**Required work**
Omit every image, and transcribe the remaining entries exactly as given.

**Data records**

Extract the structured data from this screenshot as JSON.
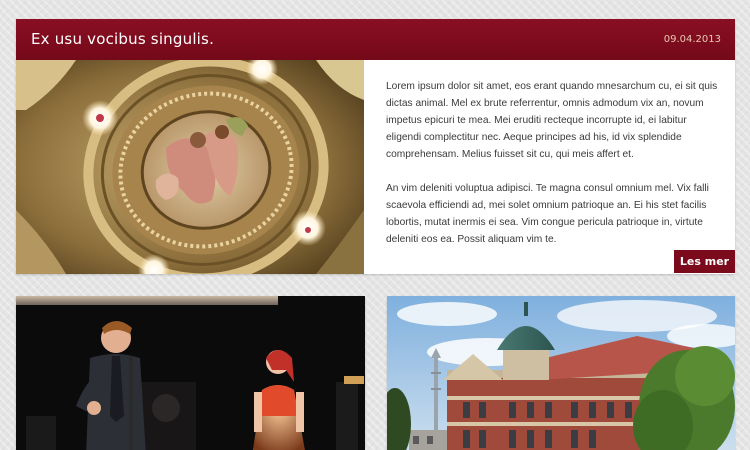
{
  "featured": {
    "title": "Ex usu vocibus singulis.",
    "date": "09.04.2013",
    "image_icon": "ceiling-fresco-photo",
    "paragraphs": [
      "Lorem ipsum dolor sit amet, eos erant quando mnesarchum cu, ei sit quis dictas animal. Mel ex brute referrentur, omnis admodum vix an, novum impetus epicuri te mea. Mei eruditi recteque incorrupte id, ei labitur eligendi complectitur nec. Aeque principes ad his, id vix splendide comprehensam. Melius fuisset sit cu, qui meis affert et.",
      "An vim deleniti voluptua adipisci. Te magna consul omnium mel. Vix falli scaevola efficiendi ad, mei solet omnium patrioque an. Ei his stet facilis lobortis, mutat inermis ei sea. Vim congue pericula patrioque in, virtute deleniti eos ea. Possit aliquam vim te."
    ],
    "read_more_label": "Les mer",
    "accent_color": "#7a0a1c"
  },
  "cards": [
    {
      "image_icon": "concert-stage-photo"
    },
    {
      "image_icon": "historic-building-photo"
    }
  ]
}
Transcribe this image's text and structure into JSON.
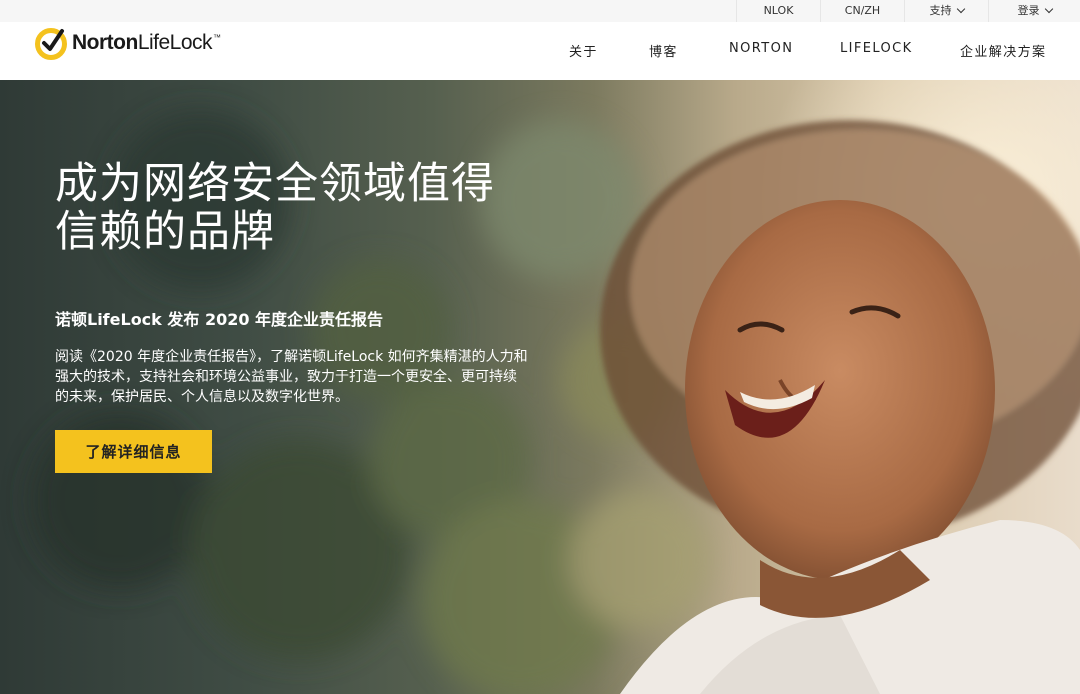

**Answer for the task**
Extract the structured data from this screenshot as JSON.
{
  "featured": {
    "title": "Ex usu vocibus singulis.",
    "date": "09.04.2013",
    "image_icon": "ceiling-fresco-photo",
    "paragraphs": [
      "Lorem ipsum dolor sit amet, eos erant quando mnesarchum cu, ei sit quis dictas animal. Mel ex brute referrentur, omnis admodum vix an, novum impetus epicuri te mea. Mei eruditi recteque incorrupte id, ei labitur eligendi complectitur nec. Aeque principes ad his, id vix splendide comprehensam. Melius fuisset sit cu, qui meis affert et.",
      "An vim deleniti voluptua adipisci. Te magna consul omnium mel. Vix falli scaevola efficiendi ad, mei solet omnium patrioque an. Ei his stet facilis lobortis, mutat inermis ei sea. Vim congue pericula patrioque in, virtute deleniti eos ea. Possit aliquam vim te."
    ],
    "read_more_label": "Les mer",
    "accent_color": "#7a0a1c"
  },
  "cards": [
    {
      "image_icon": "concert-stage-photo"
    },
    {
      "image_icon": "historic-building-photo"
    }
  ]
}
Transcribe this image's text and structure into JSON.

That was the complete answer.